WHAT IS REQUIRED | Where a line holds the string "fiscal", return that line.
>> Begin MATERIAL FOR THIS EXERCISE
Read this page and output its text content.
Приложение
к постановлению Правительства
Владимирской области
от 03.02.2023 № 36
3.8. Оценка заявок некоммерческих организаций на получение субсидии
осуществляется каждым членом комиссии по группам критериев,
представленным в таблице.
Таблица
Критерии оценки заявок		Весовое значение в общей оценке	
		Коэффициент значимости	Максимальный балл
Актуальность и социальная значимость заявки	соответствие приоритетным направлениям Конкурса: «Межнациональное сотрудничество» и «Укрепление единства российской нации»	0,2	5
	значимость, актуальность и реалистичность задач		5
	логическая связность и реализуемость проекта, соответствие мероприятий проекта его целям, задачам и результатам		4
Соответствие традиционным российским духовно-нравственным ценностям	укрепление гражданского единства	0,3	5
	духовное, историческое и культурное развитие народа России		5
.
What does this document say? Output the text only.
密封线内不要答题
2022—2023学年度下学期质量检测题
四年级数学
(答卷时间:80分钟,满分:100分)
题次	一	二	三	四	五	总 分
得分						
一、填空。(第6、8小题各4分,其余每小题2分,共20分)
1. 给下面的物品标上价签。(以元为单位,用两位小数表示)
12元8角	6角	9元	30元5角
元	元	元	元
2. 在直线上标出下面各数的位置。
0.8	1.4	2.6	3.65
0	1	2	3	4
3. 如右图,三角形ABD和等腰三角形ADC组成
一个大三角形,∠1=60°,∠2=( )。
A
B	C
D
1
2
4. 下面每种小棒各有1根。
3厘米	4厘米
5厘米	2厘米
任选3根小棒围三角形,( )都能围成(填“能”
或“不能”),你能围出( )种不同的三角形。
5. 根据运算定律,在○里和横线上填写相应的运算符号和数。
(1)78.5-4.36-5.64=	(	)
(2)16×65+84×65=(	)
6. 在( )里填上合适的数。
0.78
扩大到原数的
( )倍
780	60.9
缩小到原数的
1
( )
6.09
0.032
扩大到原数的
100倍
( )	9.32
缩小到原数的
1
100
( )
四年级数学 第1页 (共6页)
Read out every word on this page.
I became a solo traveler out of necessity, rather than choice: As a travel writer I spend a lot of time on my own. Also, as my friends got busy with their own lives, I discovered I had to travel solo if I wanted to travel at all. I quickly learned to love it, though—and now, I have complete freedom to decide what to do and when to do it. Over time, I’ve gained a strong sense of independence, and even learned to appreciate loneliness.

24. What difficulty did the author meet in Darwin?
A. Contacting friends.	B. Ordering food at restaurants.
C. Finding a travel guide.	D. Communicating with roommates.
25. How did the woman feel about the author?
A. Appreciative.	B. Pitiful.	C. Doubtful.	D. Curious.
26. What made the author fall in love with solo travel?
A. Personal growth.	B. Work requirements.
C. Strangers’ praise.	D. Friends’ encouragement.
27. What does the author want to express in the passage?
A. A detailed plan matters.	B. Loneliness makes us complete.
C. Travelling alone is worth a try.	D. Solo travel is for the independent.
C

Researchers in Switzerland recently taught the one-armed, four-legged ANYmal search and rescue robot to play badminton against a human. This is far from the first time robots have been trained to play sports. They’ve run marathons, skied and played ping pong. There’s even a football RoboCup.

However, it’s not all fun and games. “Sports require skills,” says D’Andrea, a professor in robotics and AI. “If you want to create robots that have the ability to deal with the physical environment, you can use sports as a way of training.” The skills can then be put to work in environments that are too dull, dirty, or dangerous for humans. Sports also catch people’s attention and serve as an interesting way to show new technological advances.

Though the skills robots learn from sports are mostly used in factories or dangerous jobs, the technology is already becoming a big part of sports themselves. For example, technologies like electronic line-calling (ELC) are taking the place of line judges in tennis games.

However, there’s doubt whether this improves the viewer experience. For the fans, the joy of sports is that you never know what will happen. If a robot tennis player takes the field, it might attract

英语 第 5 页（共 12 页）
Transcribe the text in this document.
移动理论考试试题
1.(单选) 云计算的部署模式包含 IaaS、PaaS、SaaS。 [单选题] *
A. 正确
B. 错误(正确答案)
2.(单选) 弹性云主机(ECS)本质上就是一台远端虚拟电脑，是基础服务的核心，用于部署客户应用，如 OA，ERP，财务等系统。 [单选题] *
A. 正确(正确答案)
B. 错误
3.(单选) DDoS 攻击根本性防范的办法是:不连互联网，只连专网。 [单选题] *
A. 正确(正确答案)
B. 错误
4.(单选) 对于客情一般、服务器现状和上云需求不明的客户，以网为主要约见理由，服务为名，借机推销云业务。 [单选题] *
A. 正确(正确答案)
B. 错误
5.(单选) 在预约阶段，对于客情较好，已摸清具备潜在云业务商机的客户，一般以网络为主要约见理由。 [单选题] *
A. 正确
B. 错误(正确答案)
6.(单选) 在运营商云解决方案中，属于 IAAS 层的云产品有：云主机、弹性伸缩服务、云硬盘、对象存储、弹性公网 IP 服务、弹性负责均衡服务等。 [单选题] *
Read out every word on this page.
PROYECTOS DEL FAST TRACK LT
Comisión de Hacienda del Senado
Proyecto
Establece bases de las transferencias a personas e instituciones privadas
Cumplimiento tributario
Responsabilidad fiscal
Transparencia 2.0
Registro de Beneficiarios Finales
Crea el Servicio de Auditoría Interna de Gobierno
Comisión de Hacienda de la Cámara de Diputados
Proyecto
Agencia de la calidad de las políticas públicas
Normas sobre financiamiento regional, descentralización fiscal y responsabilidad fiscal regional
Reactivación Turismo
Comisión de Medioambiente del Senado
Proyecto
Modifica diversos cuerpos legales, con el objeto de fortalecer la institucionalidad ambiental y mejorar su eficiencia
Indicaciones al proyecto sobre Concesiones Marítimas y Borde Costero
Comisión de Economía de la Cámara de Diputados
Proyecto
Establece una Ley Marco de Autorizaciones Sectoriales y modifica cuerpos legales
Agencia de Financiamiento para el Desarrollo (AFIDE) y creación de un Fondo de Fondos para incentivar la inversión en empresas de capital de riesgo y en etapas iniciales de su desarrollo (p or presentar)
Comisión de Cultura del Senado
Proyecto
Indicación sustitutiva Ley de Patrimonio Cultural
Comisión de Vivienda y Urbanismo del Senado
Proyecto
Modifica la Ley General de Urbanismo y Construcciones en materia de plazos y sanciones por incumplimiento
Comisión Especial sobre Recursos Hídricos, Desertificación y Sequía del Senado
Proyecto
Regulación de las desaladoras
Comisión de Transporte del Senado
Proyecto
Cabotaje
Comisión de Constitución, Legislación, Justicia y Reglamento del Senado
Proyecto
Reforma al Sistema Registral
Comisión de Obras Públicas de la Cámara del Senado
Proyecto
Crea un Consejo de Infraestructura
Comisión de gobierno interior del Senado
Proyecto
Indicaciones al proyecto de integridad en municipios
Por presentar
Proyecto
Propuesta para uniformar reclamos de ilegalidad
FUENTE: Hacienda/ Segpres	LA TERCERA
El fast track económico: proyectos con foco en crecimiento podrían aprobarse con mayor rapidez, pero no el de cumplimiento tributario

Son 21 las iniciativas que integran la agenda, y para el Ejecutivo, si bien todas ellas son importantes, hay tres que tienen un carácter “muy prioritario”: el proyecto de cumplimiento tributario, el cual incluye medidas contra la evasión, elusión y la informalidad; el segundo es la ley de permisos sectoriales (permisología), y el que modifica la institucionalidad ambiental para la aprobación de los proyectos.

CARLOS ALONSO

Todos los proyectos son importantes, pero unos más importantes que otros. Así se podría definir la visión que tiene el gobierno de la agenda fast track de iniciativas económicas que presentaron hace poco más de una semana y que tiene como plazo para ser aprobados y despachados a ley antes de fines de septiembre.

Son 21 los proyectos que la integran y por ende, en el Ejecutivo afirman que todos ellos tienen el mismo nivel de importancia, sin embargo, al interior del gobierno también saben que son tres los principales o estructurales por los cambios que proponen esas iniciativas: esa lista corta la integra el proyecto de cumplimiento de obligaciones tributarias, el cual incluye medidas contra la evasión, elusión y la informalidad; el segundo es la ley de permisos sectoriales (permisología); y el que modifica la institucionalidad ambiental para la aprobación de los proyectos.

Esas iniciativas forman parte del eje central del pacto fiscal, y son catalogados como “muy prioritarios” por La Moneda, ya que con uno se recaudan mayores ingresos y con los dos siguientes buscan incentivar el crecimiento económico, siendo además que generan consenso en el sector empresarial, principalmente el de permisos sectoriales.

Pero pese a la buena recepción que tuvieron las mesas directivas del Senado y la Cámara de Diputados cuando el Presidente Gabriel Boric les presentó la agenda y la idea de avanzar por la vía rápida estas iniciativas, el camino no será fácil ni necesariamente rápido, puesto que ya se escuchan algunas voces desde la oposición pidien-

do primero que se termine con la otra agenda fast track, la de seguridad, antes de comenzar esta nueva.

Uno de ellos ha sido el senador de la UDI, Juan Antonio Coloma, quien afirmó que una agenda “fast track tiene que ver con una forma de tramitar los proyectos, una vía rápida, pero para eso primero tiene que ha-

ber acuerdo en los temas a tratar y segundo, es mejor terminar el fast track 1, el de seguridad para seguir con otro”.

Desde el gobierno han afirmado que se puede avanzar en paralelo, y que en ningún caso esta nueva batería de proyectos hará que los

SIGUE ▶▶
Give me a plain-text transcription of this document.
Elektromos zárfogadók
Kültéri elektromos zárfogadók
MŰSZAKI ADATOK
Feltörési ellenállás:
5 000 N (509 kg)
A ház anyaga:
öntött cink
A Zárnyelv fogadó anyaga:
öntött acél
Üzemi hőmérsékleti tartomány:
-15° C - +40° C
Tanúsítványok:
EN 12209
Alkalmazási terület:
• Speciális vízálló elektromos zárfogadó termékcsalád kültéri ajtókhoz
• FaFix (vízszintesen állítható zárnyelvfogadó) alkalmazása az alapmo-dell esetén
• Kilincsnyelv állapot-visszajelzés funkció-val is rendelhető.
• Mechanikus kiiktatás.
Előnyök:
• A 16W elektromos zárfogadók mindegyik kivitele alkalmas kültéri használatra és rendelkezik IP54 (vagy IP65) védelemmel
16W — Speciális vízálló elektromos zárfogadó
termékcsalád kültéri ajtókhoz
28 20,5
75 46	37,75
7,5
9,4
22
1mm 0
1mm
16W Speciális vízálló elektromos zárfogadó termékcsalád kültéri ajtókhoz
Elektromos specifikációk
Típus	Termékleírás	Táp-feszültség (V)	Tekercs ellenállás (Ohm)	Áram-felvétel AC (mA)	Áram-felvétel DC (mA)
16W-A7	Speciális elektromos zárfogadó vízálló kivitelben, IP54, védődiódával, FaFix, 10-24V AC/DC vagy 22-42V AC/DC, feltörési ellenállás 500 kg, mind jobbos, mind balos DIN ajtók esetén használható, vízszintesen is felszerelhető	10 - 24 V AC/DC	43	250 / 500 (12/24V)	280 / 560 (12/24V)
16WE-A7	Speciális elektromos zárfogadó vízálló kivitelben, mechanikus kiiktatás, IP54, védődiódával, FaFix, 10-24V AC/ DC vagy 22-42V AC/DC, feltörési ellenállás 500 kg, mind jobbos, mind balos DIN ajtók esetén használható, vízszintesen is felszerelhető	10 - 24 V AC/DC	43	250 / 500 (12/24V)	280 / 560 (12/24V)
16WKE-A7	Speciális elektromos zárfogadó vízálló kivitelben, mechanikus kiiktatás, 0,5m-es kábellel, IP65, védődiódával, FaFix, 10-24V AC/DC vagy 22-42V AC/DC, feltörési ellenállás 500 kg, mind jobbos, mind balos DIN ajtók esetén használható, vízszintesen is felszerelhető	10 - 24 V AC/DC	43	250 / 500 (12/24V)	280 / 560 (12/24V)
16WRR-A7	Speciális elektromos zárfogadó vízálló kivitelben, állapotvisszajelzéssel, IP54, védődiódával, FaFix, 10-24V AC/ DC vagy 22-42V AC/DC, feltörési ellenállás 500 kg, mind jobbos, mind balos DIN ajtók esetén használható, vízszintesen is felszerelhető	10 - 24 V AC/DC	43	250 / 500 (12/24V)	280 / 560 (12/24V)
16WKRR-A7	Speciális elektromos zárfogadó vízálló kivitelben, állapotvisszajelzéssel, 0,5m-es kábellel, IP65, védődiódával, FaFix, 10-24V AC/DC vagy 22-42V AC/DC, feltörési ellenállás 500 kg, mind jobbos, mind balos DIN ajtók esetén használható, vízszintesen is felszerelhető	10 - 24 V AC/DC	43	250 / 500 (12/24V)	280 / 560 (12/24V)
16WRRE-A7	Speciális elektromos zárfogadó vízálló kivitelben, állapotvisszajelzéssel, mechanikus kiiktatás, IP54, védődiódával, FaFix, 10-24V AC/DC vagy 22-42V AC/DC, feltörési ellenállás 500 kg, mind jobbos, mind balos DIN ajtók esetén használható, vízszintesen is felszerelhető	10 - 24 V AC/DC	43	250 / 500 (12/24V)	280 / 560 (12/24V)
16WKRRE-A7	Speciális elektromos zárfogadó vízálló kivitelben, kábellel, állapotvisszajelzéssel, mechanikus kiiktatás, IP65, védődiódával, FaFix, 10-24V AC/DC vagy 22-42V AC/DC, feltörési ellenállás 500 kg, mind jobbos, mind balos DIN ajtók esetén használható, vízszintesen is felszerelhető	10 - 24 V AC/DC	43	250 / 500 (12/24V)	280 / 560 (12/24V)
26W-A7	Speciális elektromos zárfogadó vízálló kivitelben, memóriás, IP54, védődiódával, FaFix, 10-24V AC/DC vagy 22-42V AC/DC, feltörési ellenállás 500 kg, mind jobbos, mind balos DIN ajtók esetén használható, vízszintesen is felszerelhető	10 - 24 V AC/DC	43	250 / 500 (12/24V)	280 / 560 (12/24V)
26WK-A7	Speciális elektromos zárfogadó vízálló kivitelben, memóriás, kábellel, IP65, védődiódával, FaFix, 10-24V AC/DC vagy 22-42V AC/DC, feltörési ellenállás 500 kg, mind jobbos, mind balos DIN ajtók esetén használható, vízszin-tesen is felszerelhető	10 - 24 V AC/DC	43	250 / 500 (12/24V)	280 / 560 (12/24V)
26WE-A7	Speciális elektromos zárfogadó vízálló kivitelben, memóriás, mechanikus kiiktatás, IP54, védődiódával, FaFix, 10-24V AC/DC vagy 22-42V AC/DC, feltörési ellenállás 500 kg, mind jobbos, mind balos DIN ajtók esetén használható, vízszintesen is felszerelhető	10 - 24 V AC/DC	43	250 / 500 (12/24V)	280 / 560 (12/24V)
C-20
>> End MATERIAL FOR THIS EXERCISE
THE OUTPUT |
Responsabilidad fiscal
Normas sobre financiamiento regional, descentralización fiscal y responsabilidad fiscal regional
Esas iniciativas forman parte del eje central del pacto fiscal, y son catalogados como “muy prioritarios” por La Moneda, ya que con uno se recaudan mayores ingresos y con los dos siguientes buscan incentivar el crecimiento económico, siendo además que generan consenso en el sector empresarial, principalmente el de permisos sectoriales.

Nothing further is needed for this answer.